Data supplied
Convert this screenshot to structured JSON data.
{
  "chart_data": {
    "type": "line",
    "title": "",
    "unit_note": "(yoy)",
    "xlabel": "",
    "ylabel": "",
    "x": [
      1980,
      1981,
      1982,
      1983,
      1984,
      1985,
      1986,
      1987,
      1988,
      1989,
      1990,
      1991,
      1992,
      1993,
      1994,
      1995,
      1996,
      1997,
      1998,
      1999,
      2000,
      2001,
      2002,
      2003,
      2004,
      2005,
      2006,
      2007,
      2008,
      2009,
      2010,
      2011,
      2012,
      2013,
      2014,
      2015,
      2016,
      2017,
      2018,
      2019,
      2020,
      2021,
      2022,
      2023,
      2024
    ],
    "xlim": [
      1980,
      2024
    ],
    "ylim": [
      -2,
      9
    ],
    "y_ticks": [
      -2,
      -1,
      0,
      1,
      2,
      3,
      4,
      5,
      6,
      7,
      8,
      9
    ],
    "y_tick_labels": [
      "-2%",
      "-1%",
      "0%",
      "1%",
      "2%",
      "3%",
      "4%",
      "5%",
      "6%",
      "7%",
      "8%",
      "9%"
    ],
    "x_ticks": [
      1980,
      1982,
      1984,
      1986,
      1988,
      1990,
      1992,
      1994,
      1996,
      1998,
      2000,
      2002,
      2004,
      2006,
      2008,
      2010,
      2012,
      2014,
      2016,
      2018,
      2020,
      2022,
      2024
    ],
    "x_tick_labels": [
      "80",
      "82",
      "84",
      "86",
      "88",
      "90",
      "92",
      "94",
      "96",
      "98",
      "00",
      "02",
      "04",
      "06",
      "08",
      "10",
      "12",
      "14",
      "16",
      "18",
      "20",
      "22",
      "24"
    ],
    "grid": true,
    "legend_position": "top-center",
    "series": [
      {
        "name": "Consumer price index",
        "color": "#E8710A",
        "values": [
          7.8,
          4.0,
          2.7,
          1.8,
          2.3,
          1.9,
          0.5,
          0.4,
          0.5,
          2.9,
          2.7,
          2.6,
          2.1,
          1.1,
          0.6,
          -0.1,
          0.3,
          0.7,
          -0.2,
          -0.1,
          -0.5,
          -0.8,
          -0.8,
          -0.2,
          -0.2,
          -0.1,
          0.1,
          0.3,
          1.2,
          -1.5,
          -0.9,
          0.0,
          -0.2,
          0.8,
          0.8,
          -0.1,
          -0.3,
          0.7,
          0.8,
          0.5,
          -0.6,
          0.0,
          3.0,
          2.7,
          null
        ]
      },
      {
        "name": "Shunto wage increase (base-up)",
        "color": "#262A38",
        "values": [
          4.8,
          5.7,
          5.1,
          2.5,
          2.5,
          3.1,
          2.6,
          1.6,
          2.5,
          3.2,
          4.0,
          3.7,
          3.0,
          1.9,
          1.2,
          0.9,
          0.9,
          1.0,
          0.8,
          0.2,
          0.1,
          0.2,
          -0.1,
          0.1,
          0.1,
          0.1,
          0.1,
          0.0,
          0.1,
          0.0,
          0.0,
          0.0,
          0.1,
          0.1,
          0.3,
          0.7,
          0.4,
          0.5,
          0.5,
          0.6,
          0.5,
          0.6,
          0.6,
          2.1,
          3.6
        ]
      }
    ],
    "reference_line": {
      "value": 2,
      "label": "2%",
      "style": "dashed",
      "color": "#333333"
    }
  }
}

Requirement
Find every line in the records that has the string "name", then state how many there are and nothing else.

Solution to the exercise
2